(Data listing)
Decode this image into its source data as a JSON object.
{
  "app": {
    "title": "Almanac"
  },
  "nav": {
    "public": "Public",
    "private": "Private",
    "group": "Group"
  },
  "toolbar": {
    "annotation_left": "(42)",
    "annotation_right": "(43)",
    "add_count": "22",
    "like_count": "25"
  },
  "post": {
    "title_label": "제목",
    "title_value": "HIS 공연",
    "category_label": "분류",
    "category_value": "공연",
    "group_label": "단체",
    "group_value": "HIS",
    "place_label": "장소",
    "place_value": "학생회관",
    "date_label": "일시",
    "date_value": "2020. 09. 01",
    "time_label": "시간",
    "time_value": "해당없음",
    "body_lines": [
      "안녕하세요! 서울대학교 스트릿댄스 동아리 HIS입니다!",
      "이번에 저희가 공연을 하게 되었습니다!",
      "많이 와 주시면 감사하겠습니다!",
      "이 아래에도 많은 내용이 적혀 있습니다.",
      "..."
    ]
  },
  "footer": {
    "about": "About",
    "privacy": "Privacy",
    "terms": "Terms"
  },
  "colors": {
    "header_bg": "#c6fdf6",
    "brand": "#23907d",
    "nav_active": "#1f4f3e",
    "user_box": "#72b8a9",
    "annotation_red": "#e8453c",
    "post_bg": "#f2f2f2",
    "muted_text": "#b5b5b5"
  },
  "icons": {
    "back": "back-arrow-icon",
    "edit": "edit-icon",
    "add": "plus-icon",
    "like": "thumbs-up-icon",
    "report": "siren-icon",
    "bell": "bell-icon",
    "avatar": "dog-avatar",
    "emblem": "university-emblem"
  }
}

* _Directions_
Could you quote the material above in full, exactly as it stands?

* _Task result_
Decode this image into its source data as a JSON object.
{
  "app": {
    "title": "Almanac"
  },
  "nav": {
    "public": "Public",
    "private": "Private",
    "group": "Group"
  },
  "toolbar": {
    "annotation_left": "(42)",
    "annotation_right": "(43)",
    "add_count": "22",
    "like_count": "25"
  },
  "post": {
    "title_label": "제목",
    "title_value": "HIS 공연",
    "category_label": "분류",
    "category_value": "공연",
    "group_label": "단체",
    "group_value": "HIS",
    "place_label": "장소",
    "place_value": "학생회관",
    "date_label": "일시",
    "date_value": "2020. 09. 01",
    "time_label": "시간",
    "time_value": "해당없음",
    "body_lines": [
      "안녕하세요! 서울대학교 스트릿댄스 동아리 HIS입니다!",
      "이번에 저희가 공연을 하게 되었습니다!",
      "많이 와 주시면 감사하겠습니다!",
      "이 아래에도 많은 내용이 적혀 있습니다.",
      "..."
    ]
  },
  "footer": {
    "about": "About",
    "privacy": "Privacy",
    "terms": "Terms"
  },
  "colors": {
    "header_bg": "#c6fdf6",
    "brand": "#23907d",
    "nav_active": "#1f4f3e",
    "user_box": "#72b8a9",
    "annotation_red": "#e8453c",
    "post_bg": "#f2f2f2",
    "muted_text": "#b5b5b5"
  },
  "icons": {
    "back": "back-arrow-icon",
    "edit": "edit-icon",
    "add": "plus-icon",
    "like": "thumbs-up-icon",
    "report": "siren-icon",
    "bell": "bell-icon",
    "avatar": "dog-avatar",
    "emblem": "university-emblem"
  }
}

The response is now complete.